══ Rows ══

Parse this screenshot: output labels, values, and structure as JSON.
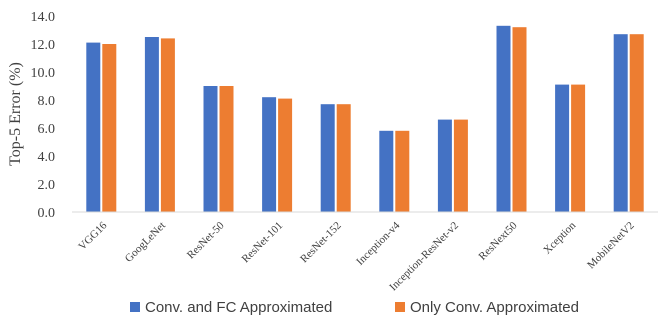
{
  "chart_data": {
    "type": "bar",
    "title": "",
    "xlabel": "",
    "ylabel": "Top-5 Error (%)",
    "ylim": [
      0,
      14
    ],
    "yticks": [
      "0.0",
      "2.0",
      "4.0",
      "6.0",
      "8.0",
      "10.0",
      "12.0",
      "14.0"
    ],
    "grid": false,
    "legend_position": "bottom",
    "categories": [
      "VGG16",
      "GoogLeNet",
      "ResNet-50",
      "ResNet-101",
      "ResNet-152",
      "Inception-v4",
      "Inception-ResNet-v2",
      "ResNext50",
      "Xception",
      "MobileNetV2"
    ],
    "series": [
      {
        "name": "Conv. and FC Approximated",
        "color": "#4472C4",
        "values": [
          12.1,
          12.5,
          9.0,
          8.2,
          7.7,
          5.8,
          6.6,
          13.3,
          9.1,
          12.7
        ]
      },
      {
        "name": "Only Conv. Approximated",
        "color": "#ED7D31",
        "values": [
          12.0,
          12.4,
          9.0,
          8.1,
          7.7,
          5.8,
          6.6,
          13.2,
          9.1,
          12.7
        ]
      }
    ]
  }
}
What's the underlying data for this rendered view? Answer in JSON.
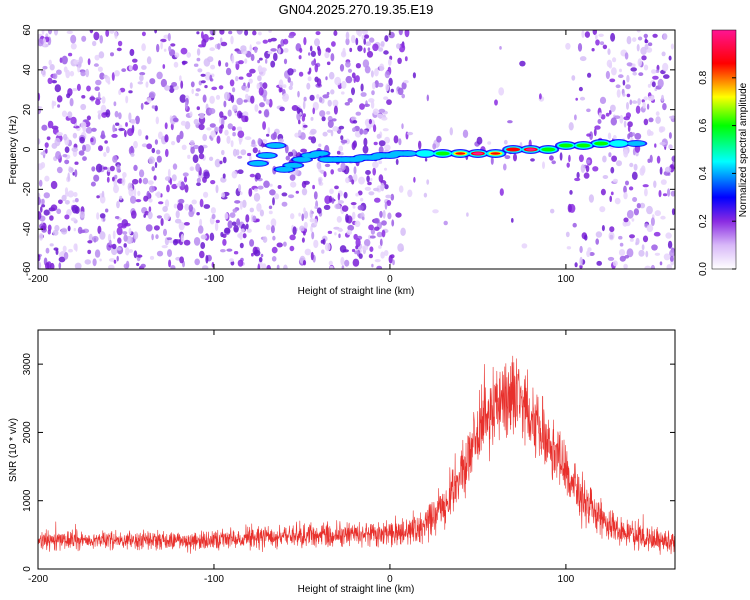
{
  "title": "GN04.2025.270.19.35.E19",
  "chart_data": [
    {
      "type": "heatmap",
      "xlabel": "Height of straight line (km)",
      "ylabel": "Frequency (Hz)",
      "xlim": [
        -200,
        162
      ],
      "ylim": [
        -60,
        60
      ],
      "xticks": [
        -200,
        -100,
        0,
        100
      ],
      "yticks": [
        -60,
        -40,
        -20,
        0,
        20,
        40,
        60
      ],
      "colorbar": {
        "label": "Normalized spectral amplitude",
        "range": [
          0,
          1
        ],
        "ticks": [
          0.0,
          0.2,
          0.4,
          0.6,
          0.8
        ],
        "colors": [
          "#ffffff",
          "#8a2be2",
          "#0000ff",
          "#00ffff",
          "#00ff00",
          "#ffff00",
          "#ff0000",
          "#ff1493"
        ]
      },
      "signal_track": {
        "x": [
          -75,
          -70,
          -65,
          -60,
          -55,
          -50,
          -45,
          -40,
          -35,
          -30,
          -25,
          -20,
          -15,
          -10,
          -5,
          0,
          5,
          10,
          20,
          30,
          40,
          50,
          60,
          70,
          80,
          90,
          100,
          110,
          120,
          130,
          140
        ],
        "y": [
          -7,
          -3,
          2,
          -10,
          -8,
          -5,
          -3,
          -2,
          -5,
          -5,
          -5,
          -5,
          -4,
          -4,
          -3,
          -3,
          -2,
          -2,
          -2,
          -2,
          -2,
          -2,
          -2,
          0,
          0,
          0,
          2,
          2,
          3,
          3,
          3
        ],
        "amplitude": [
          0.25,
          0.25,
          0.2,
          0.2,
          0.15,
          0.15,
          0.15,
          0.15,
          0.25,
          0.25,
          0.25,
          0.25,
          0.15,
          0.15,
          0.15,
          0.15,
          0.3,
          0.35,
          0.5,
          0.6,
          0.8,
          0.9,
          0.8,
          0.85,
          0.95,
          0.7,
          0.55,
          0.6,
          0.55,
          0.45,
          0.3
        ]
      }
    },
    {
      "type": "line",
      "xlabel": "Height of straight line (km)",
      "ylabel": "SNR (10 * v/v)",
      "xlim": [
        -200,
        162
      ],
      "ylim": [
        0,
        3500
      ],
      "xticks": [
        -200,
        -100,
        0,
        100
      ],
      "yticks": [
        0,
        1000,
        2000,
        3000
      ],
      "color": "#e8302c",
      "series": [
        {
          "name": "SNR",
          "x": [
            -200,
            -180,
            -160,
            -140,
            -120,
            -100,
            -80,
            -60,
            -40,
            -20,
            0,
            10,
            20,
            30,
            40,
            50,
            60,
            70,
            80,
            90,
            100,
            110,
            120,
            130,
            140,
            150,
            162
          ],
          "mean": [
            420,
            420,
            420,
            420,
            410,
            420,
            460,
            480,
            500,
            510,
            520,
            550,
            650,
            900,
            1400,
            2000,
            2350,
            2500,
            2300,
            1850,
            1400,
            1000,
            750,
            580,
            480,
            420,
            400
          ],
          "spread": [
            130,
            130,
            130,
            130,
            130,
            130,
            150,
            150,
            160,
            160,
            170,
            180,
            220,
            300,
            380,
            480,
            520,
            560,
            500,
            450,
            380,
            320,
            260,
            220,
            180,
            160,
            150
          ]
        }
      ]
    }
  ]
}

═══

## Exercise directions
Omit the pictures, and quote the material above exactly as given.

## Response below
Parse this screenshot: output labels, values, and structure as JSON.
{
  "chart_data": {
    "type": "bar",
    "title": "",
    "xlabel": "",
    "ylabel": "Top-5 Error (%)",
    "ylim": [
      0,
      14
    ],
    "yticks": [
      "0.0",
      "2.0",
      "4.0",
      "6.0",
      "8.0",
      "10.0",
      "12.0",
      "14.0"
    ],
    "grid": false,
    "legend_position": "bottom",
    "categories": [
      "VGG16",
      "GoogLeNet",
      "ResNet-50",
      "ResNet-101",
      "ResNet-152",
      "Inception-v4",
      "Inception-ResNet-v2",
      "ResNext50",
      "Xception",
      "MobileNetV2"
    ],
    "series": [
      {
        "name": "Conv. and FC Approximated",
        "color": "#4472C4",
        "values": [
          12.1,
          12.5,
          9.0,
          8.2,
          7.7,
          5.8,
          6.6,
          13.3,
          9.1,
          12.7
        ]
      },
      {
        "name": "Only Conv. Approximated",
        "color": "#ED7D31",
        "values": [
          12.0,
          12.4,
          9.0,
          8.1,
          7.7,
          5.8,
          6.6,
          13.2,
          9.1,
          12.7
        ]
      }
    ]
  }
}
What's the underlying data for this rendered view? Answer in JSON.
{
  "title": "GN04.2025.270.19.35.E19",
  "chart_data": [
    {
      "type": "heatmap",
      "xlabel": "Height of straight line (km)",
      "ylabel": "Frequency (Hz)",
      "xlim": [
        -200,
        162
      ],
      "ylim": [
        -60,
        60
      ],
      "xticks": [
        -200,
        -100,
        0,
        100
      ],
      "yticks": [
        -60,
        -40,
        -20,
        0,
        20,
        40,
        60
      ],
      "colorbar": {
        "label": "Normalized spectral amplitude",
        "range": [
          0,
          1
        ],
        "ticks": [
          0.0,
          0.2,
          0.4,
          0.6,
          0.8
        ],
        "colors": [
          "#ffffff",
          "#8a2be2",
          "#0000ff",
          "#00ffff",
          "#00ff00",
          "#ffff00",
          "#ff0000",
          "#ff1493"
        ]
      },
      "signal_track": {
        "x": [
          -75,
          -70,
          -65,
          -60,
          -55,
          -50,
          -45,
          -40,
          -35,
          -30,
          -25,
          -20,
          -15,
          -10,
          -5,
          0,
          5,
          10,
          20,
          30,
          40,
          50,
          60,
          70,
          80,
          90,
          100,
          110,
          120,
          130,
          140
        ],
        "y": [
          -7,
          -3,
          2,
          -10,
          -8,
          -5,
          -3,
          -2,
          -5,
          -5,
          -5,
          -5,
          -4,
          -4,
          -3,
          -3,
          -2,
          -2,
          -2,
          -2,
          -2,
          -2,
          -2,
          0,
          0,
          0,
          2,
          2,
          3,
          3,
          3
        ],
        "amplitude": [
          0.25,
          0.25,
          0.2,
          0.2,
          0.15,
          0.15,
          0.15,
          0.15,
          0.25,
          0.25,
          0.25,
          0.25,
          0.15,
          0.15,
          0.15,
          0.15,
          0.3,
          0.35,
          0.5,
          0.6,
          0.8,
          0.9,
          0.8,
          0.85,
          0.95,
          0.7,
          0.55,
          0.6,
          0.55,
          0.45,
          0.3
        ]
      }
    },
    {
      "type": "line",
      "xlabel": "Height of straight line (km)",
      "ylabel": "SNR (10 * v/v)",
      "xlim": [
        -200,
        162
      ],
      "ylim": [
        0,
        3500
      ],
      "xticks": [
        -200,
        -100,
        0,
        100
      ],
      "yticks": [
        0,
        1000,
        2000,
        3000
      ],
      "color": "#e8302c",
      "series": [
        {
          "name": "SNR",
          "x": [
            -200,
            -180,
            -160,
            -140,
            -120,
            -100,
            -80,
            -60,
            -40,
            -20,
            0,
            10,
            20,
            30,
            40,
            50,
            60,
            70,
            80,
            90,
            100,
            110,
            120,
            130,
            140,
            150,
            162
          ],
          "mean": [
            420,
            420,
            420,
            420,
            410,
            420,
            460,
            480,
            500,
            510,
            520,
            550,
            650,
            900,
            1400,
            2000,
            2350,
            2500,
            2300,
            1850,
            1400,
            1000,
            750,
            580,
            480,
            420,
            400
          ],
          "spread": [
            130,
            130,
            130,
            130,
            130,
            130,
            150,
            150,
            160,
            160,
            170,
            180,
            220,
            300,
            380,
            480,
            520,
            560,
            500,
            450,
            380,
            320,
            260,
            220,
            180,
            160,
            150
          ]
        }
      ]
    }
  ]
}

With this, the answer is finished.